Data entries:
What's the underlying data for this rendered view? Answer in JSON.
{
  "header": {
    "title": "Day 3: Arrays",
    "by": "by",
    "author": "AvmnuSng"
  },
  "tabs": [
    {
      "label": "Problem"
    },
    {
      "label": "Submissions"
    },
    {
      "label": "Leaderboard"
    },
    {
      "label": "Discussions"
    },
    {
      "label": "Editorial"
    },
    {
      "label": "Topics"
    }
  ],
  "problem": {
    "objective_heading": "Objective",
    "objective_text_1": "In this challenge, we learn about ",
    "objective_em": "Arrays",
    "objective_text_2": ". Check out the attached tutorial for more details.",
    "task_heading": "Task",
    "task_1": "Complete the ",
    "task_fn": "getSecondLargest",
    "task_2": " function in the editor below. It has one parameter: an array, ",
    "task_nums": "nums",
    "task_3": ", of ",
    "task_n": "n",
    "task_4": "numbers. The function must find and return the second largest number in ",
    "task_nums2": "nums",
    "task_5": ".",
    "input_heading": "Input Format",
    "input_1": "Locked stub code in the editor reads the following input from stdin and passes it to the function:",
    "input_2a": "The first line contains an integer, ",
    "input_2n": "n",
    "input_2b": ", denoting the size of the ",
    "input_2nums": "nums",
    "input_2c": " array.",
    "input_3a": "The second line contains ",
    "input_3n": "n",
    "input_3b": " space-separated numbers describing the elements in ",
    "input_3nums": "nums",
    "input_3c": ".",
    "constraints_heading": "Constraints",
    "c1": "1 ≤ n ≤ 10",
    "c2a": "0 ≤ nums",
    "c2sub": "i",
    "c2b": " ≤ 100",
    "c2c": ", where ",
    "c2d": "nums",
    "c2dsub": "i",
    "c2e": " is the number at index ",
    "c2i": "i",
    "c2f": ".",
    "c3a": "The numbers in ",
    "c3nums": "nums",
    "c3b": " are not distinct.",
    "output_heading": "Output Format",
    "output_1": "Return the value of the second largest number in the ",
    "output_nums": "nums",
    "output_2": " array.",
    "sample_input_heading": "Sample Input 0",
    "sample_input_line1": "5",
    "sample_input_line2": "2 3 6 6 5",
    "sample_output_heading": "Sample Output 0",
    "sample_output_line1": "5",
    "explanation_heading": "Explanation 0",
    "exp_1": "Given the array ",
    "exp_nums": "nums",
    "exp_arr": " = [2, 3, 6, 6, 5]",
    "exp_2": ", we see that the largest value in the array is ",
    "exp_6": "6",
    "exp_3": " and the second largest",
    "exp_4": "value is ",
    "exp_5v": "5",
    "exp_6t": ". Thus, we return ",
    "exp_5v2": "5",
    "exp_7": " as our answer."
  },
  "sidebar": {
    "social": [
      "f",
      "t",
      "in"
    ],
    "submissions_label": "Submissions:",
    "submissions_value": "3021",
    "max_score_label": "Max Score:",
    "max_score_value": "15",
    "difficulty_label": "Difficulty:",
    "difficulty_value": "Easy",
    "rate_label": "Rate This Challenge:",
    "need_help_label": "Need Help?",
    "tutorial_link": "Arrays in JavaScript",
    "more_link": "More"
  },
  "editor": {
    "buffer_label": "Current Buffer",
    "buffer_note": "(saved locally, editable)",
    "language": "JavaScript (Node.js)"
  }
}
---
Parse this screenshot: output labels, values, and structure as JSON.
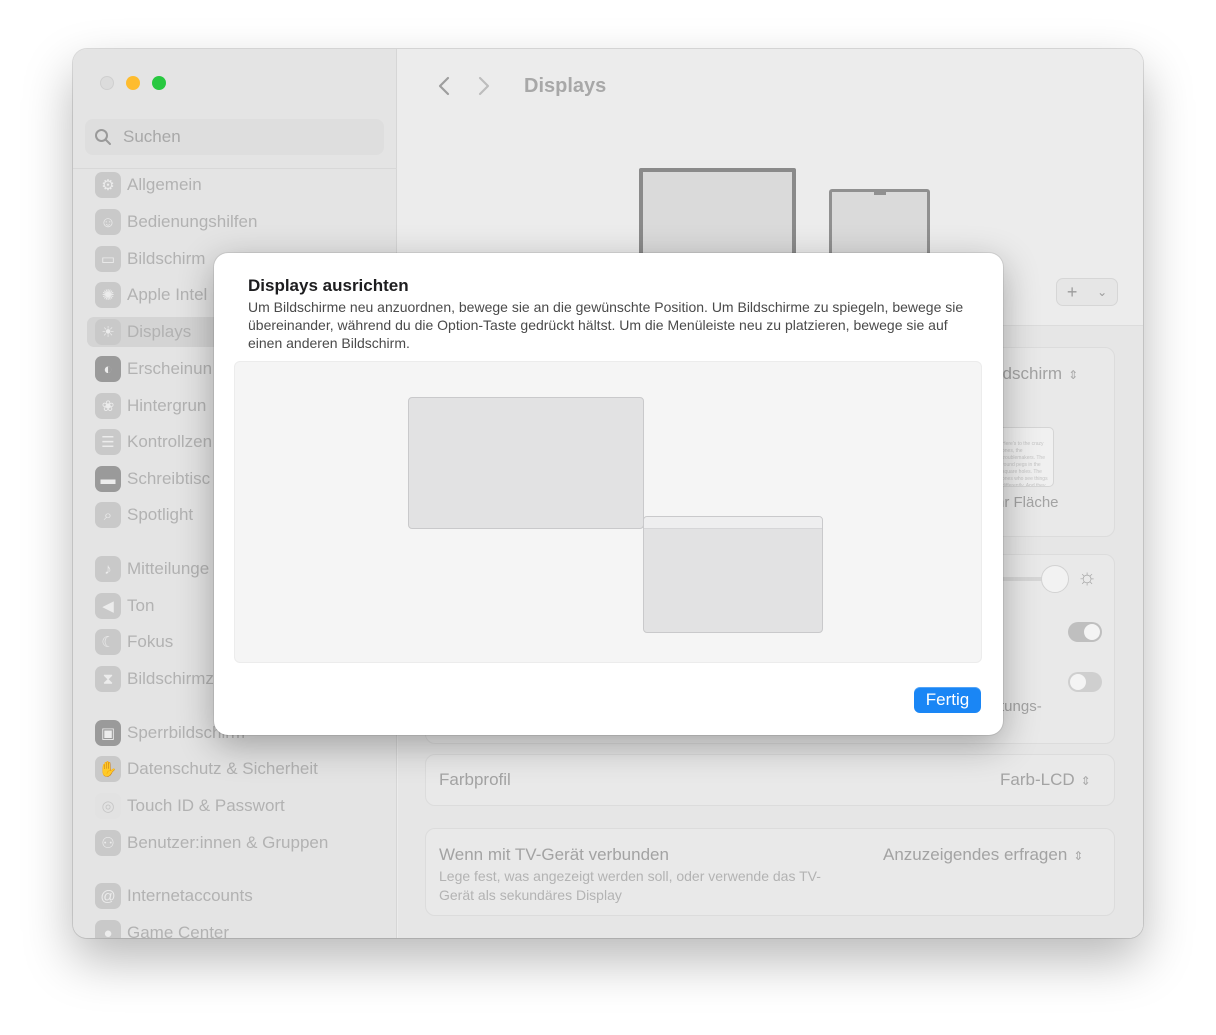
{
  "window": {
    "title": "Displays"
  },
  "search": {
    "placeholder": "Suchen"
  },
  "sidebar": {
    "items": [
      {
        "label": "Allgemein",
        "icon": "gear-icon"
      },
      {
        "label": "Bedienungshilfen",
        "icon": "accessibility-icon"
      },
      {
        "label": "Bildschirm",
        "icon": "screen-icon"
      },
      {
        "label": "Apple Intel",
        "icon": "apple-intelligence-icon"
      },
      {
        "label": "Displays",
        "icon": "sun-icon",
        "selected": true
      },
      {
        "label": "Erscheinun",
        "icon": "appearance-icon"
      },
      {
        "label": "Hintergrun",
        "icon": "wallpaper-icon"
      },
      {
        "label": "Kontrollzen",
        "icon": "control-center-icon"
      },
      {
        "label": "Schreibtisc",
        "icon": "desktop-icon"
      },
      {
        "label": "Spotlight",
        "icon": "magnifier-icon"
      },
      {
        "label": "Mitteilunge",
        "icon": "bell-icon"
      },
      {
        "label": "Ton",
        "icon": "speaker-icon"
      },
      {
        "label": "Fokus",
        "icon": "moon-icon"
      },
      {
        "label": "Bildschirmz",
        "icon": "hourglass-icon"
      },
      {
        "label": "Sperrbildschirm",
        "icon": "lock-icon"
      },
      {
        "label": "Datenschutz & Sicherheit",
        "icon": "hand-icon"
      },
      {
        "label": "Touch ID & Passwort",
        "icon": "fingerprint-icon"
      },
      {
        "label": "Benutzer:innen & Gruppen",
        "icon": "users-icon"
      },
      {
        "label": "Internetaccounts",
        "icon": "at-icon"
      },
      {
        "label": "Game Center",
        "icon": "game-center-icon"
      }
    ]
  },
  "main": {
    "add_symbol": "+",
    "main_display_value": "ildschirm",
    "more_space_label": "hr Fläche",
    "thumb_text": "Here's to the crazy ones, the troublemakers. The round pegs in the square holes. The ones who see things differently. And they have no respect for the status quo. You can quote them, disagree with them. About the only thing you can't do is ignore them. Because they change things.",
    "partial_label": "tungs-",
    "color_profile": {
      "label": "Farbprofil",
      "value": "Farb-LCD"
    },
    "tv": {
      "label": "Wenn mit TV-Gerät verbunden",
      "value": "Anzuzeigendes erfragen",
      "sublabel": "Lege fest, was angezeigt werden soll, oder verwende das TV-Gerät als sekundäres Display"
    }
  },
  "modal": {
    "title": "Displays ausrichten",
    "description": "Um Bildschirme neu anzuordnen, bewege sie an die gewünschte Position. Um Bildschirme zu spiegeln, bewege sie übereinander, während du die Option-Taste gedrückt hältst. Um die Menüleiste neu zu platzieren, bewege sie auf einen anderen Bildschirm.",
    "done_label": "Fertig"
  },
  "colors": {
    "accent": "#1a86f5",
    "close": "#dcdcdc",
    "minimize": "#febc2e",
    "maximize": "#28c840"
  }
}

## DIRECTION
Show each line of the listing that holds the string "Gerät".

## OUTPUT FOR THIS TASK
      "label": "Wenn mit TV-Gerät verbunden",
      "sublabel": "Lege fest, was angezeigt werden soll, oder verwende das TV-Gerät als sekundäres Display"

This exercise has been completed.